## EXCERPTED RECORDS

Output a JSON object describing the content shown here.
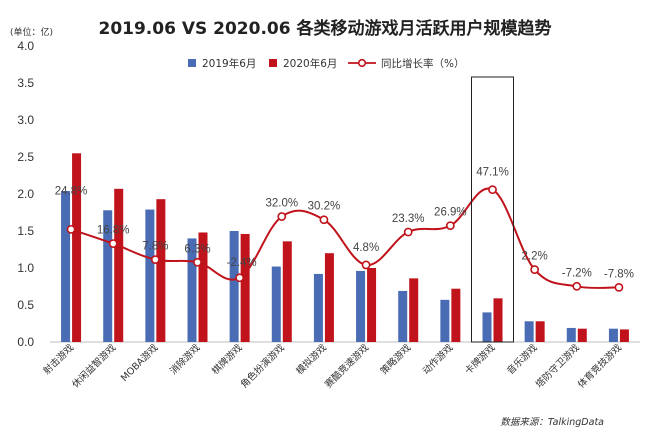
{
  "chart_data": {
    "type": "bar",
    "title": "2019.06 VS 2020.06  各类移动游戏月活跃用户规模趋势",
    "unit_label": "(单位：亿)",
    "source": "数据来源：TalkingData",
    "ylim": [
      0,
      4.0
    ],
    "yticks": [
      "0.0",
      "0.5",
      "1.0",
      "1.5",
      "2.0",
      "2.5",
      "3.0",
      "3.5",
      "4.0"
    ],
    "categories": [
      "射击游戏",
      "休闲益智游戏",
      "MOBA游戏",
      "消除游戏",
      "棋牌游戏",
      "角色扮演游戏",
      "模拟游戏",
      "赛酷竞速游戏",
      "策略游戏",
      "动作游戏",
      "卡牌游戏",
      "音乐游戏",
      "塔防守卫游戏",
      "体育竞技游戏"
    ],
    "series": [
      {
        "name": "2019年6月",
        "color": "#4a6cb5",
        "values": [
          2.04,
          1.78,
          1.79,
          1.4,
          1.5,
          1.02,
          0.92,
          0.96,
          0.69,
          0.57,
          0.4,
          0.28,
          0.19,
          0.18
        ]
      },
      {
        "name": "2020年6月",
        "color": "#c0131b",
        "values": [
          2.55,
          2.07,
          1.93,
          1.48,
          1.46,
          1.36,
          1.2,
          1.0,
          0.86,
          0.72,
          0.59,
          0.28,
          0.18,
          0.17
        ]
      }
    ],
    "growth_series": {
      "name": "同比增长率（%）",
      "color": "#c0131b",
      "values": [
        24.8,
        16.8,
        7.8,
        6.3,
        -2.4,
        32.0,
        30.2,
        4.8,
        23.3,
        26.9,
        47.1,
        2.2,
        -7.2,
        -7.8
      ],
      "labels": [
        "24.8%",
        "16.8%",
        "7.8%",
        "6.3%",
        "-2.4%",
        "32.0%",
        "30.2%",
        "4.8%",
        "23.3%",
        "26.9%",
        "47.1%",
        "2.2%",
        "-7.2%",
        "-7.8%"
      ]
    },
    "highlight_category": "卡牌游戏",
    "grid": false,
    "legend_position": "top"
  }
}
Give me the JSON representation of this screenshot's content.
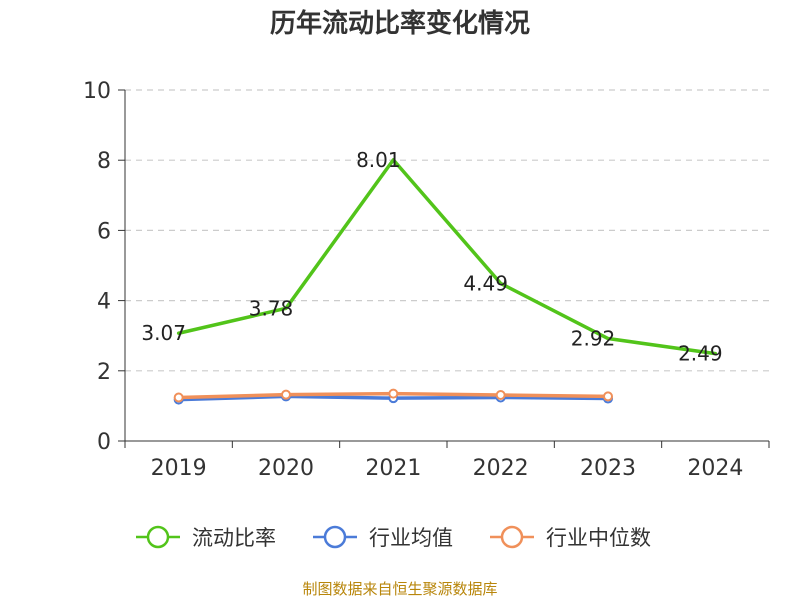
{
  "title": "历年流动比率变化情况",
  "source": "制图数据来自恒生聚源数据库",
  "colors": {
    "current_ratio": "#52c41a",
    "industry_mean": "#4b7bd8",
    "industry_median": "#f0905a",
    "grid": "#cccccc",
    "axis": "#333333",
    "source_text": "#b8860b"
  },
  "chart_data": {
    "type": "line",
    "title": "历年流动比率变化情况",
    "xlabel": "",
    "ylabel": "",
    "categories": [
      "2019",
      "2020",
      "2021",
      "2022",
      "2023",
      "2024"
    ],
    "ylim": [
      0,
      10
    ],
    "yticks": [
      0,
      2,
      4,
      6,
      8,
      10
    ],
    "grid": true,
    "legend_position": "bottom",
    "series": [
      {
        "name": "流动比率",
        "key": "current_ratio",
        "values": [
          3.07,
          3.78,
          8.01,
          4.49,
          2.92,
          2.49
        ],
        "data_labels": [
          "3.07",
          "3.78",
          "8.01",
          "4.49",
          "2.92",
          "2.49"
        ],
        "show_markers": false
      },
      {
        "name": "行业均值",
        "key": "industry_mean",
        "values": [
          1.18,
          1.27,
          1.22,
          1.24,
          1.21,
          null
        ],
        "show_markers": true
      },
      {
        "name": "行业中位数",
        "key": "industry_median",
        "values": [
          1.24,
          1.32,
          1.35,
          1.31,
          1.27,
          null
        ],
        "show_markers": true
      }
    ]
  }
}
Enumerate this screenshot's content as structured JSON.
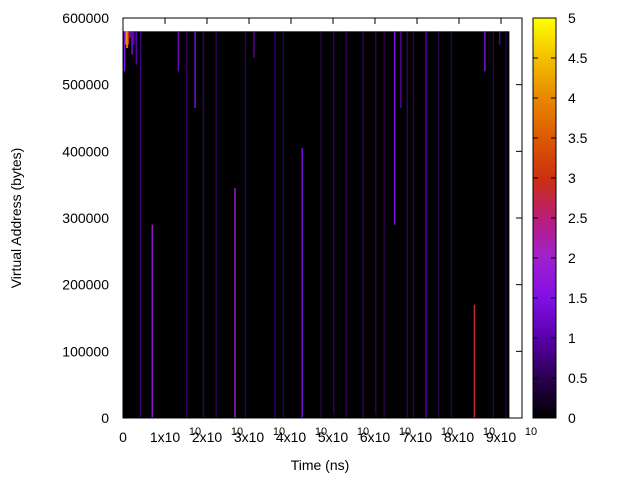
{
  "chart_data": {
    "type": "heatmap",
    "title": "",
    "xlabel": "Time (ns)",
    "ylabel": "Virtual Address (bytes)",
    "xlim": [
      0,
      95000000000
    ],
    "ylim": [
      0,
      600000
    ],
    "data_extent": {
      "x": [
        0,
        92000000000
      ],
      "y": [
        0,
        580000
      ]
    },
    "background_value": 0,
    "x_ticks": [
      {
        "value": 0,
        "label": "0",
        "exp": ""
      },
      {
        "value": 10000000000,
        "label": "1x10",
        "exp": "10"
      },
      {
        "value": 20000000000,
        "label": "2x10",
        "exp": "10"
      },
      {
        "value": 30000000000,
        "label": "3x10",
        "exp": "10"
      },
      {
        "value": 40000000000,
        "label": "4x10",
        "exp": "10"
      },
      {
        "value": 50000000000,
        "label": "5x10",
        "exp": "10"
      },
      {
        "value": 60000000000,
        "label": "6x10",
        "exp": "10"
      },
      {
        "value": 70000000000,
        "label": "7x10",
        "exp": "10"
      },
      {
        "value": 80000000000,
        "label": "8x10",
        "exp": "10"
      },
      {
        "value": 90000000000,
        "label": "9x10",
        "exp": "10"
      }
    ],
    "y_ticks": [
      {
        "value": 0,
        "label": "0"
      },
      {
        "value": 100000,
        "label": "100000"
      },
      {
        "value": 200000,
        "label": "200000"
      },
      {
        "value": 300000,
        "label": "300000"
      },
      {
        "value": 400000,
        "label": "400000"
      },
      {
        "value": 500000,
        "label": "500000"
      },
      {
        "value": 600000,
        "label": "600000"
      }
    ],
    "colorbar": {
      "min": 0,
      "max": 5,
      "ticks": [
        {
          "value": 0,
          "label": "0"
        },
        {
          "value": 0.5,
          "label": "0.5"
        },
        {
          "value": 1,
          "label": "1"
        },
        {
          "value": 1.5,
          "label": "1.5"
        },
        {
          "value": 2,
          "label": "2"
        },
        {
          "value": 2.5,
          "label": "2.5"
        },
        {
          "value": 3,
          "label": "3"
        },
        {
          "value": 3.5,
          "label": "3.5"
        },
        {
          "value": 4,
          "label": "4"
        },
        {
          "value": 4.5,
          "label": "4.5"
        },
        {
          "value": 5,
          "label": "5"
        }
      ]
    },
    "grid": false,
    "accesses": [
      {
        "t": 200000000,
        "a0": 520000,
        "a1": 580000,
        "v": 1.5
      },
      {
        "t": 500000000,
        "a0": 560000,
        "a1": 580000,
        "v": 3.5
      },
      {
        "t": 800000000,
        "a0": 555000,
        "a1": 580000,
        "v": 4.5
      },
      {
        "t": 1100000000,
        "a0": 560000,
        "a1": 580000,
        "v": 3.0
      },
      {
        "t": 1500000000,
        "a0": 570000,
        "a1": 580000,
        "v": 1.5
      },
      {
        "t": 2000000000,
        "a0": 545000,
        "a1": 580000,
        "v": 1.5
      },
      {
        "t": 2400000000,
        "a0": 560000,
        "a1": 580000,
        "v": 1.0
      },
      {
        "t": 3000000000,
        "a0": 530000,
        "a1": 580000,
        "v": 1.0
      },
      {
        "t": 4000000000,
        "a0": 0,
        "a1": 580000,
        "v": 0.7
      },
      {
        "t": 6800000000,
        "a0": 0,
        "a1": 290000,
        "v": 1.8
      },
      {
        "t": 13000000000,
        "a0": 520000,
        "a1": 580000,
        "v": 1.2
      },
      {
        "t": 15000000000,
        "a0": 0,
        "a1": 580000,
        "v": 0.6
      },
      {
        "t": 17000000000,
        "a0": 465000,
        "a1": 580000,
        "v": 1.5
      },
      {
        "t": 19000000000,
        "a0": 0,
        "a1": 580000,
        "v": 0.6
      },
      {
        "t": 22000000000,
        "a0": 0,
        "a1": 580000,
        "v": 0.6
      },
      {
        "t": 26500000000,
        "a0": 0,
        "a1": 345000,
        "v": 2.0
      },
      {
        "t": 29000000000,
        "a0": 0,
        "a1": 580000,
        "v": 0.5
      },
      {
        "t": 31000000000,
        "a0": 540000,
        "a1": 580000,
        "v": 1.0
      },
      {
        "t": 36000000000,
        "a0": 0,
        "a1": 580000,
        "v": 0.6
      },
      {
        "t": 38000000000,
        "a0": 0,
        "a1": 580000,
        "v": 0.5
      },
      {
        "t": 42500000000,
        "a0": 0,
        "a1": 405000,
        "v": 1.5
      },
      {
        "t": 47000000000,
        "a0": 0,
        "a1": 580000,
        "v": 0.5
      },
      {
        "t": 50000000000,
        "a0": 0,
        "a1": 580000,
        "v": 0.6
      },
      {
        "t": 53000000000,
        "a0": 0,
        "a1": 580000,
        "v": 0.5
      },
      {
        "t": 57000000000,
        "a0": 0,
        "a1": 580000,
        "v": 0.6
      },
      {
        "t": 60000000000,
        "a0": 0,
        "a1": 580000,
        "v": 0.6
      },
      {
        "t": 62000000000,
        "a0": 0,
        "a1": 580000,
        "v": 0.5
      },
      {
        "t": 64500000000,
        "a0": 290000,
        "a1": 580000,
        "v": 1.5
      },
      {
        "t": 66000000000,
        "a0": 465000,
        "a1": 580000,
        "v": 1.0
      },
      {
        "t": 67500000000,
        "a0": 0,
        "a1": 580000,
        "v": 0.6
      },
      {
        "t": 69000000000,
        "a0": 0,
        "a1": 580000,
        "v": 0.5
      },
      {
        "t": 72000000000,
        "a0": 0,
        "a1": 580000,
        "v": 1.0
      },
      {
        "t": 75000000000,
        "a0": 0,
        "a1": 580000,
        "v": 0.5
      },
      {
        "t": 78000000000,
        "a0": 0,
        "a1": 580000,
        "v": 0.5
      },
      {
        "t": 83500000000,
        "a0": 0,
        "a1": 170000,
        "v": 2.8
      },
      {
        "t": 86000000000,
        "a0": 520000,
        "a1": 580000,
        "v": 1.5
      },
      {
        "t": 88000000000,
        "a0": 0,
        "a1": 580000,
        "v": 0.5
      },
      {
        "t": 89500000000,
        "a0": 560000,
        "a1": 580000,
        "v": 1.0
      },
      {
        "t": 91000000000,
        "a0": 0,
        "a1": 580000,
        "v": 0.5
      }
    ]
  }
}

## AIM OF THE TASK
Scan the material above for the string "screenshot" and report each line where you find it.

## RESPONSE BELOW
Give me the JSON representation of this screenshot's content.
Enumerate this screenshot's content as structured JSON.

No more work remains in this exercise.